## Required task
All records are to be retyped faithfully and completely.

Figure collection entries:
★ ★ ★ ★ ★ ★ ★
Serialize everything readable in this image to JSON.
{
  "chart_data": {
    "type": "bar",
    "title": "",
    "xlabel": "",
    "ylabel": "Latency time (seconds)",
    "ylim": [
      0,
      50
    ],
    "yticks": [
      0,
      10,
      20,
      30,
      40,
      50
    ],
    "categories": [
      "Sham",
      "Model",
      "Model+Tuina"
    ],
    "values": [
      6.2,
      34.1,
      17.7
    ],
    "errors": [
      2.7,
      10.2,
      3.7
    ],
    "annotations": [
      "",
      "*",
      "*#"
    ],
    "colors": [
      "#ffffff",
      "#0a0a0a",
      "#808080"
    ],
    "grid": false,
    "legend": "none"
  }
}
★ ★ ★ ★ ★ ★ ★
## Task answer
Serialize everything readable in this image to JSON.
{
  "chart_data": {
    "type": "bar",
    "title": "",
    "xlabel": "",
    "ylabel": "Latency time (seconds)",
    "ylim": [
      0,
      50
    ],
    "yticks": [
      0,
      10,
      20,
      30,
      40,
      50
    ],
    "categories": [
      "Sham",
      "Model",
      "Model+Tuina"
    ],
    "values": [
      6.2,
      34.1,
      17.7
    ],
    "errors": [
      2.7,
      10.2,
      3.7
    ],
    "annotations": [
      "",
      "*",
      "*#"
    ],
    "colors": [
      "#ffffff",
      "#0a0a0a",
      "#808080"
    ],
    "grid": false,
    "legend": "none"
  }
}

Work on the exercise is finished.